**Extracted material:**
>>>

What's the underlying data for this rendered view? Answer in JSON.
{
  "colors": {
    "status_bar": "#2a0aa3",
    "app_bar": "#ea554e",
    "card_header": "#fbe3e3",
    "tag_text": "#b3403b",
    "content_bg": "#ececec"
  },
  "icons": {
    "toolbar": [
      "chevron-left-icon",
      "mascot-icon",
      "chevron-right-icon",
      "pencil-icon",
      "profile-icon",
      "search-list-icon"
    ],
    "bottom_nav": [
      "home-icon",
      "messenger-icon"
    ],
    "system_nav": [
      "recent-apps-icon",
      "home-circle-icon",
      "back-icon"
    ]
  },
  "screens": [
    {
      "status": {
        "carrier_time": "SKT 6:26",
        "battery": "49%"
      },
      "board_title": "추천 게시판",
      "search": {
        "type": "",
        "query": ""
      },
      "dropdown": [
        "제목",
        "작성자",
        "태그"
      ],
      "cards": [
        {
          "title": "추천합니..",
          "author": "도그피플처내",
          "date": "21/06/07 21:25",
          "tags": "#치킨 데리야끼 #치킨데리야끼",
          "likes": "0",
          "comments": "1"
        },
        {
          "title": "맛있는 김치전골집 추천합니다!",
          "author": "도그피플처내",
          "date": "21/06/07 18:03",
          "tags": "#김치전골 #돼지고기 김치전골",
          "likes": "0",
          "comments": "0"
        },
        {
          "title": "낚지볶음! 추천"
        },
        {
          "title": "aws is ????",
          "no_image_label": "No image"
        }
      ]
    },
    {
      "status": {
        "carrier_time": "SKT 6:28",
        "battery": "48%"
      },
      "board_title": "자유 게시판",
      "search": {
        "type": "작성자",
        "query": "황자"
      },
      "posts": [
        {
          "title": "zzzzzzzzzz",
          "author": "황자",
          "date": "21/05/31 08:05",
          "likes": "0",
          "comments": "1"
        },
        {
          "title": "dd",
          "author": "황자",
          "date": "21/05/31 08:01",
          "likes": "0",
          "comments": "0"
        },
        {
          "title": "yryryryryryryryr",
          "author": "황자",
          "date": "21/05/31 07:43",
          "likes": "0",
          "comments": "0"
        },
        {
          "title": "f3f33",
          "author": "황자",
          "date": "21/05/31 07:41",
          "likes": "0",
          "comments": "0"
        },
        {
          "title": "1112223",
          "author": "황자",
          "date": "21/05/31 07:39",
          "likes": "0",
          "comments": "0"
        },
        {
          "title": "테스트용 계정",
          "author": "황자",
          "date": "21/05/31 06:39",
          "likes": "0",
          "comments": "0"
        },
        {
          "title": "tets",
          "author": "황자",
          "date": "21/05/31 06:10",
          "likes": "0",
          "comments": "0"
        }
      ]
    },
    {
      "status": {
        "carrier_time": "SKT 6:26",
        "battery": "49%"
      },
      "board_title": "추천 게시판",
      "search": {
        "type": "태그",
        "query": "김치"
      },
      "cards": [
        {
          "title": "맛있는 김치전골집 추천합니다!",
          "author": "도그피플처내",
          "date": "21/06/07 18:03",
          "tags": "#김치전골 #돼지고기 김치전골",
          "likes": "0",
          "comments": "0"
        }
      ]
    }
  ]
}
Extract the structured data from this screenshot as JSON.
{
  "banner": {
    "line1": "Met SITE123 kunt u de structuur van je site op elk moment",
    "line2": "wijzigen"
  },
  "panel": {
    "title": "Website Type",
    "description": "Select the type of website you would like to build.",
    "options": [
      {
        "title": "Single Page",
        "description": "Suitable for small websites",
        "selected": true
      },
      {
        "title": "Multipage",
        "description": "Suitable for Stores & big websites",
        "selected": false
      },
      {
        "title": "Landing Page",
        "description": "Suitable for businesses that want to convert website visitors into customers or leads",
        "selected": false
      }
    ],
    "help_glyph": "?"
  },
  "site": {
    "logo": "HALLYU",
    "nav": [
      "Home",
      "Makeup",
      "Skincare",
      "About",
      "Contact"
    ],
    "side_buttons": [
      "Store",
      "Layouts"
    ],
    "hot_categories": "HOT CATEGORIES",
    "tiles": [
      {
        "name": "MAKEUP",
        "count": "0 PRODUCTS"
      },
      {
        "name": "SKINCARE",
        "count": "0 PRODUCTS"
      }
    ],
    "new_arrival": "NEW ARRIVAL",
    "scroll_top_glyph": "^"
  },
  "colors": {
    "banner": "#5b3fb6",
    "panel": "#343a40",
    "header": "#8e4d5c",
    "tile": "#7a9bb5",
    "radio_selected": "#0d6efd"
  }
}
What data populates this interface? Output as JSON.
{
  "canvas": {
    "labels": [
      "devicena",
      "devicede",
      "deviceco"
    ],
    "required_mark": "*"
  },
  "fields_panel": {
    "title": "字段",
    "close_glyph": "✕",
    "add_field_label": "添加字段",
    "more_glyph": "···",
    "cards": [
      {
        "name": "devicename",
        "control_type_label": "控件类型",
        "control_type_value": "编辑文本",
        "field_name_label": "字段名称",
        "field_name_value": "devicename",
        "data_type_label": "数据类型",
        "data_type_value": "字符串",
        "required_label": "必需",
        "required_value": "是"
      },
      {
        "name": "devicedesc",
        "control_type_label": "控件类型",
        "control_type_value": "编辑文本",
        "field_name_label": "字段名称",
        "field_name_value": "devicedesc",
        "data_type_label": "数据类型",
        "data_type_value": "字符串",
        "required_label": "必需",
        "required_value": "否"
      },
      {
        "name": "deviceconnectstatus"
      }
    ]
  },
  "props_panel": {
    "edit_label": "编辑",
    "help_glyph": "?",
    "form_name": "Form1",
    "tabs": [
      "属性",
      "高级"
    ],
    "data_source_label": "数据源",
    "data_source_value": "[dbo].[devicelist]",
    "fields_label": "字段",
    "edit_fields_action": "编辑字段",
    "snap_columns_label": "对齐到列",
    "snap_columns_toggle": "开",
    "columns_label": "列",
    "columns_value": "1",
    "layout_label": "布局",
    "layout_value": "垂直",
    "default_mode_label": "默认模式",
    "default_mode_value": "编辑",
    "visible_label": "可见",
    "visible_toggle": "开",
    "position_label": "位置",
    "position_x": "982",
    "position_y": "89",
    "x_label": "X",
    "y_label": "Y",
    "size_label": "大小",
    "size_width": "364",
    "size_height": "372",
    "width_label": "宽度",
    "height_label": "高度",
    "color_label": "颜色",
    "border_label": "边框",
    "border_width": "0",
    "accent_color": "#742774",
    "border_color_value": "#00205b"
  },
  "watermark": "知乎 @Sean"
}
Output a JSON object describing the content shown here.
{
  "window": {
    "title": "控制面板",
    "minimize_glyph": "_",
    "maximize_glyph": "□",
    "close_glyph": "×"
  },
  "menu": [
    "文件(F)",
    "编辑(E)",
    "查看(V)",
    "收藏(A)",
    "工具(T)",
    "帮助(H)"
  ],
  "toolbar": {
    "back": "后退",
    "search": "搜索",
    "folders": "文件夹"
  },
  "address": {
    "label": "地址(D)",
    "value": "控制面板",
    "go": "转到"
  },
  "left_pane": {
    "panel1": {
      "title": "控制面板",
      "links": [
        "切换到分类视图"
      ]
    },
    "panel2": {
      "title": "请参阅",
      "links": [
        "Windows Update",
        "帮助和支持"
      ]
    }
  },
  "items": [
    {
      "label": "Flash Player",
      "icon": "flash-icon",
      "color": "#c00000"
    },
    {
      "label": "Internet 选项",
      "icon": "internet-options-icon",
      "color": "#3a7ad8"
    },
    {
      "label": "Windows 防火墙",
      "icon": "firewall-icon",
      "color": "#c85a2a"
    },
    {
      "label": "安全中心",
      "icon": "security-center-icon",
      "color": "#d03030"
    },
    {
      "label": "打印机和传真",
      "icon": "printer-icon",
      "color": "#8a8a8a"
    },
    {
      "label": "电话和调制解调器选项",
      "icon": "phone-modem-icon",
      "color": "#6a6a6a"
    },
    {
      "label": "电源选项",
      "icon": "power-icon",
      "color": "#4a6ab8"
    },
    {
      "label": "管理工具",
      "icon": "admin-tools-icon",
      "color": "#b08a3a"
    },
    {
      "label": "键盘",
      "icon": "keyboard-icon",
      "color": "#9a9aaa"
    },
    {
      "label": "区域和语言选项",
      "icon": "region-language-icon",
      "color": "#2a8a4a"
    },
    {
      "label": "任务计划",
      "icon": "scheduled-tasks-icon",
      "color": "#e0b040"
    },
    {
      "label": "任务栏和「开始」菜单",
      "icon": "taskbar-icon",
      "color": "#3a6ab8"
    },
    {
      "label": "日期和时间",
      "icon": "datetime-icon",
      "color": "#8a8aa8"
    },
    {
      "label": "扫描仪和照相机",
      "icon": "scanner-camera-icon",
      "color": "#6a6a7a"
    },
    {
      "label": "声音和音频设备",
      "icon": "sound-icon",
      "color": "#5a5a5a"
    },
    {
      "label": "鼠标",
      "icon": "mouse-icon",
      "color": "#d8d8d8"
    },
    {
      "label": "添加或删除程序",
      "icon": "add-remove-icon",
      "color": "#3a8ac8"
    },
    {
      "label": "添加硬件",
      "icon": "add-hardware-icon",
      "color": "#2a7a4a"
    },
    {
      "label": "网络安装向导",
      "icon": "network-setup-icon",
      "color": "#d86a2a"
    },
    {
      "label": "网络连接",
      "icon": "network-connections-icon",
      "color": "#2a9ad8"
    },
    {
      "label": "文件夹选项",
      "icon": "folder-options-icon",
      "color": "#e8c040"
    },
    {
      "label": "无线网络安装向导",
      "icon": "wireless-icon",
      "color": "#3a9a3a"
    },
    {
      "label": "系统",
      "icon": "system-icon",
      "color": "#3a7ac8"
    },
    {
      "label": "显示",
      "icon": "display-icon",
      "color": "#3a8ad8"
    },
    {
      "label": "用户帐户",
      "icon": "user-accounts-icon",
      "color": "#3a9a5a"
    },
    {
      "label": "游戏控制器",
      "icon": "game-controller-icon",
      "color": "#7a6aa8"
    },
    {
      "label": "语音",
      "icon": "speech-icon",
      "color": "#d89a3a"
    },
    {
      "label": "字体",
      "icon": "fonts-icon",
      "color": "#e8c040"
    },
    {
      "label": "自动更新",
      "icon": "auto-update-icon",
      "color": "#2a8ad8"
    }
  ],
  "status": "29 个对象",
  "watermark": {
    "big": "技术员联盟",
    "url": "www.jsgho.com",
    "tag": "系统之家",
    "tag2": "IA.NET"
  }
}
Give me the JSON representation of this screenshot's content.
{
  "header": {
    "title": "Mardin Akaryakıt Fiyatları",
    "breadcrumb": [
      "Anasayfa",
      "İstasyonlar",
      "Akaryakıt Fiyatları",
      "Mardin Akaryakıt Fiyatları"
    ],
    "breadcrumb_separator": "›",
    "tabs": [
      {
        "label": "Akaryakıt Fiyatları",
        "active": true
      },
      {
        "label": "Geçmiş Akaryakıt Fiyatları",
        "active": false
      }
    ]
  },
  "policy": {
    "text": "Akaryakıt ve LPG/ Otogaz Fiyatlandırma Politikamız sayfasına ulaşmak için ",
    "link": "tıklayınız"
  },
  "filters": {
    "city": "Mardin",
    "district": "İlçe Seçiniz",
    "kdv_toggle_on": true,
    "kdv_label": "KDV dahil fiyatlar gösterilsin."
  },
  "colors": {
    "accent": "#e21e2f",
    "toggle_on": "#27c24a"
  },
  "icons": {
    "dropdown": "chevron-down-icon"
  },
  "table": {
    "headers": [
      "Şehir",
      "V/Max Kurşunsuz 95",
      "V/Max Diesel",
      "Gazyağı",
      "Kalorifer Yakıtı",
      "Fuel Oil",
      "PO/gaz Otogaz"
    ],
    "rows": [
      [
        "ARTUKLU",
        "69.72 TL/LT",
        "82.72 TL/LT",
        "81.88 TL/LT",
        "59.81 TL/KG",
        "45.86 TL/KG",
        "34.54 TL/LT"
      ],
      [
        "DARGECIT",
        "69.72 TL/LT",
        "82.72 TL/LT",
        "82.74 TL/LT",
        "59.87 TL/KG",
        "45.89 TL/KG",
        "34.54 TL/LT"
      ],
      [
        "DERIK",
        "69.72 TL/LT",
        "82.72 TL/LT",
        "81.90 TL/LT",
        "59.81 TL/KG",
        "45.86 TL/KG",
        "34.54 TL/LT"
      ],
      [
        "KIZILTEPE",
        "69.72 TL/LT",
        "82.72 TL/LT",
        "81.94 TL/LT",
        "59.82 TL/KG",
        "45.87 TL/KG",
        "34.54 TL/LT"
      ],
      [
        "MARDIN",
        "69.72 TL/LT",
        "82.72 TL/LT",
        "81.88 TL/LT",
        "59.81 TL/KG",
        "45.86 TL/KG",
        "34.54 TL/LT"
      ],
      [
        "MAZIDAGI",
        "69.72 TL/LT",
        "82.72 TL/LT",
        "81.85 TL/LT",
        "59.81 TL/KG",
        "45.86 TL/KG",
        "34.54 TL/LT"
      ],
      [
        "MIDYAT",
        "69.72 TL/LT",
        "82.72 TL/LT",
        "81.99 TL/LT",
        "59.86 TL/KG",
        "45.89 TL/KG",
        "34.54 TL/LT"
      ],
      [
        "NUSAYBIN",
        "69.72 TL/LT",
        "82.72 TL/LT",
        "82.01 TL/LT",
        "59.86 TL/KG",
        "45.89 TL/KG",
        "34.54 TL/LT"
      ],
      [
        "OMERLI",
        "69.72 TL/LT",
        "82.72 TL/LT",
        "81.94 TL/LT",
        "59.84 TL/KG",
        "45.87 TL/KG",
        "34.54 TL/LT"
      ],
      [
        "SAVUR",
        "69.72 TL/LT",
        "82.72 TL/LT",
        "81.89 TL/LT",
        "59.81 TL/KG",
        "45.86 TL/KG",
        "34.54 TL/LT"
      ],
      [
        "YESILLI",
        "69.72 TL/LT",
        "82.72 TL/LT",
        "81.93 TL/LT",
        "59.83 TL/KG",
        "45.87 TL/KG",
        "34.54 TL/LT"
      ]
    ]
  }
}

<<<

**Task objective:** Say how many lines of the material contain the word "Suitable", with no other text.

**Finished exercise:** 3